| Task details |
Check every line below for the string "Monthly", and copy the lines that contain it.

:::::

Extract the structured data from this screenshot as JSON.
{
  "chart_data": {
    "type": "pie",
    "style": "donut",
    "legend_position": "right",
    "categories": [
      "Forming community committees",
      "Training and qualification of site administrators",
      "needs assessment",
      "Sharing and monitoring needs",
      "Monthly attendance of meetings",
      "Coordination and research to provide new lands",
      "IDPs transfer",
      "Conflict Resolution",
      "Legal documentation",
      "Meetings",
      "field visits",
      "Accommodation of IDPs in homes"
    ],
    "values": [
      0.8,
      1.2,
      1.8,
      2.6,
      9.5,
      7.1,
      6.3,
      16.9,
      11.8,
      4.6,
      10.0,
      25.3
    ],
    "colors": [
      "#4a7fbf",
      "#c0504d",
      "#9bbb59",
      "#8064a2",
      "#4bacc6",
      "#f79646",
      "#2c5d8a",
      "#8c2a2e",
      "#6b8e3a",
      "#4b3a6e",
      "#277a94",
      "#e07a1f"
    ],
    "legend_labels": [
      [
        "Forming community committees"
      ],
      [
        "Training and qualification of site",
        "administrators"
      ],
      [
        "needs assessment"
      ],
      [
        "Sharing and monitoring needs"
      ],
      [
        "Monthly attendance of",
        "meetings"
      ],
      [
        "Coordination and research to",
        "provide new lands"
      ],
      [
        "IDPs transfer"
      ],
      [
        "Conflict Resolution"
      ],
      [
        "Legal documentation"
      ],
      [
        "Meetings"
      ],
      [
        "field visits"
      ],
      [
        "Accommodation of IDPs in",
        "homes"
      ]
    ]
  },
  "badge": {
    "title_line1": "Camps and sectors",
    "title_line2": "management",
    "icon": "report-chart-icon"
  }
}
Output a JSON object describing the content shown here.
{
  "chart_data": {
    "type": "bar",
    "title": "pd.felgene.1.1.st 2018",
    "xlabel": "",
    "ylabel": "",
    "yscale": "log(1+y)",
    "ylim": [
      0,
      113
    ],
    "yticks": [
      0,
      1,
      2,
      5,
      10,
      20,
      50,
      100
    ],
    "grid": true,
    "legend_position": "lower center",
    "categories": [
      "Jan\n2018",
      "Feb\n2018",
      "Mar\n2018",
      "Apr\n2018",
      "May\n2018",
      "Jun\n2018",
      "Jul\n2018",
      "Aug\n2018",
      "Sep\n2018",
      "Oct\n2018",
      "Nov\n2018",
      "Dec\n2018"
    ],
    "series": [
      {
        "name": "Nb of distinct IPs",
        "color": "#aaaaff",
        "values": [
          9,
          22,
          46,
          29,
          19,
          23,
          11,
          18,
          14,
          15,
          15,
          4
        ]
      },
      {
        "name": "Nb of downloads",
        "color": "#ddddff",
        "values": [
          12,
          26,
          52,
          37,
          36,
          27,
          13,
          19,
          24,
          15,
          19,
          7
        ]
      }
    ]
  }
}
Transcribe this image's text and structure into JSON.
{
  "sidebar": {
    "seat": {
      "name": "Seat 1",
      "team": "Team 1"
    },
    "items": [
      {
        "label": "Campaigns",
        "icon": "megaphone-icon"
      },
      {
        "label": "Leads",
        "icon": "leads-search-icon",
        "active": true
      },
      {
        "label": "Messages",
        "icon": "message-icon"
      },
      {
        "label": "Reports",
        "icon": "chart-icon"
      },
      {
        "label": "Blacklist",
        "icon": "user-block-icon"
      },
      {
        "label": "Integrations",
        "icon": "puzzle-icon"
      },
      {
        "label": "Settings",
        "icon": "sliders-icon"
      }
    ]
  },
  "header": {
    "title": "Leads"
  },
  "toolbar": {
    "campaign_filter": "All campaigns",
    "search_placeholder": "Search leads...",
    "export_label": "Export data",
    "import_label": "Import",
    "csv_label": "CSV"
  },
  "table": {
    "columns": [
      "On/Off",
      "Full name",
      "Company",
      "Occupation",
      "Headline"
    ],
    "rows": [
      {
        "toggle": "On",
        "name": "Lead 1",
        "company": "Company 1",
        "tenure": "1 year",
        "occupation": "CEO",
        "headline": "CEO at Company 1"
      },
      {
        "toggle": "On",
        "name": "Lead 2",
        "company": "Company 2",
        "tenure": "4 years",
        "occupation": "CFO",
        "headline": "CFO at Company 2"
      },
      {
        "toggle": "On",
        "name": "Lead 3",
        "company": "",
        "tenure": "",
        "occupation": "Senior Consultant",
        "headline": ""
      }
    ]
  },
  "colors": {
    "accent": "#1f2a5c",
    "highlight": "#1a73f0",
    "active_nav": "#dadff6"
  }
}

:::::

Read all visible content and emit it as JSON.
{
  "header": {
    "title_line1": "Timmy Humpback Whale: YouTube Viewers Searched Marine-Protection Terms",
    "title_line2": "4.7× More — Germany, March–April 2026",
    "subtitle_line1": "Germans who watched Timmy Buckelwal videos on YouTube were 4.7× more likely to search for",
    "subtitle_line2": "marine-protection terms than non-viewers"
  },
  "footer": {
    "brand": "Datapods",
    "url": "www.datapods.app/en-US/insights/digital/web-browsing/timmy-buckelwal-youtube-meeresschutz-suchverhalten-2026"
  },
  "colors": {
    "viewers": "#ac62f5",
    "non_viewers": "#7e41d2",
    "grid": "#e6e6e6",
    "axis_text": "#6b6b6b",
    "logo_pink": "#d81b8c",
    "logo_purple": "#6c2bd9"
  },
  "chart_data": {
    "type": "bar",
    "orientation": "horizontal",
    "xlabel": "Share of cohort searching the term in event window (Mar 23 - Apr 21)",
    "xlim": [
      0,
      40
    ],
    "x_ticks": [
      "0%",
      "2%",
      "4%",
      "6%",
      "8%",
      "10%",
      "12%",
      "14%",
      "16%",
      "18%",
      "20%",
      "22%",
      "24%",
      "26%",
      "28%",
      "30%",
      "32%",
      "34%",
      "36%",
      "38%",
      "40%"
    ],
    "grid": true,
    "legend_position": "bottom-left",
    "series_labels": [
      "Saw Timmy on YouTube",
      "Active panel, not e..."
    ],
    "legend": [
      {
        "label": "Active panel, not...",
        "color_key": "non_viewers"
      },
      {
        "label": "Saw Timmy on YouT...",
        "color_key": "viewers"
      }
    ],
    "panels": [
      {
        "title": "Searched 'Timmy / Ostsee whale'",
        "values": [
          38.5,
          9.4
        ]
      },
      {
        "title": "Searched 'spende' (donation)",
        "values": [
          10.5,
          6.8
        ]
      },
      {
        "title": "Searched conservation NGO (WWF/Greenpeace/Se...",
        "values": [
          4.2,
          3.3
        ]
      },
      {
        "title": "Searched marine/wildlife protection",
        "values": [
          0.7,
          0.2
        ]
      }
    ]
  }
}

:::::

| Written response |
      "Monthly attendance of meetings",
        "Monthly attendance of",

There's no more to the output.